- [Stated goal] Show only lines that include "label".

- [Stored records]
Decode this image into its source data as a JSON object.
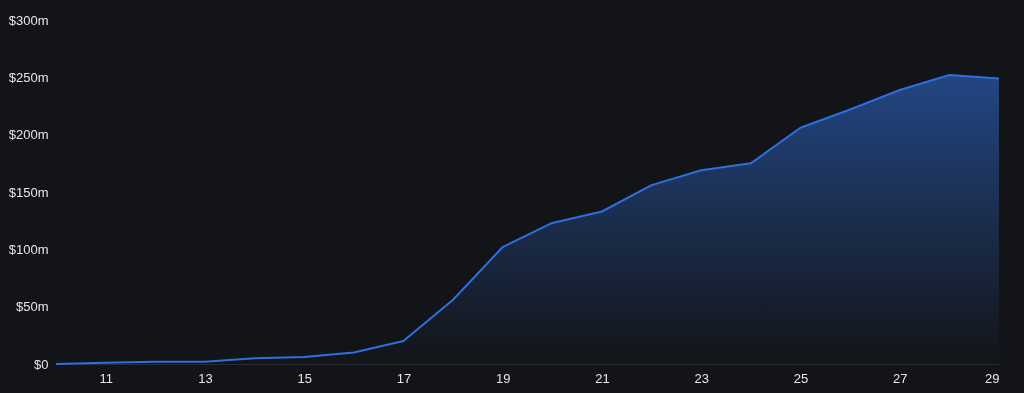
{
  "chart_data": {
    "type": "area",
    "x": [
      10,
      11,
      12,
      13,
      14,
      15,
      16,
      17,
      18,
      19,
      20,
      21,
      22,
      23,
      24,
      25,
      26,
      27,
      28,
      29
    ],
    "series": [
      {
        "color": "#2f6fdc",
        "values": [
          0,
          1,
          2,
          2,
          5,
          6,
          10,
          20,
          56,
          102,
          123,
          133,
          156,
          169,
          175,
          206,
          222,
          239,
          252,
          249
        ]
      }
    ],
    "xlim": [
      10,
      29
    ],
    "xticks": [
      11,
      13,
      15,
      17,
      19,
      21,
      23,
      25,
      27,
      29
    ],
    "ylim": [
      0,
      300
    ],
    "yticks": [
      {
        "value": 0,
        "label": "$0"
      },
      {
        "value": 50,
        "label": "$50m"
      },
      {
        "value": 100,
        "label": "$100m"
      },
      {
        "value": 150,
        "label": "$150m"
      },
      {
        "value": 200,
        "label": "$200m"
      },
      {
        "value": 250,
        "label": "$250m"
      },
      {
        "value": 300,
        "label": "$300m"
      }
    ],
    "grid": false
  }
}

- [Solution to this problem]
        "label": "$0"
        "label": "$50m"
        "label": "$100m"
        "label": "$150m"
        "label": "$200m"
        "label": "$250m"
        "label": "$300m"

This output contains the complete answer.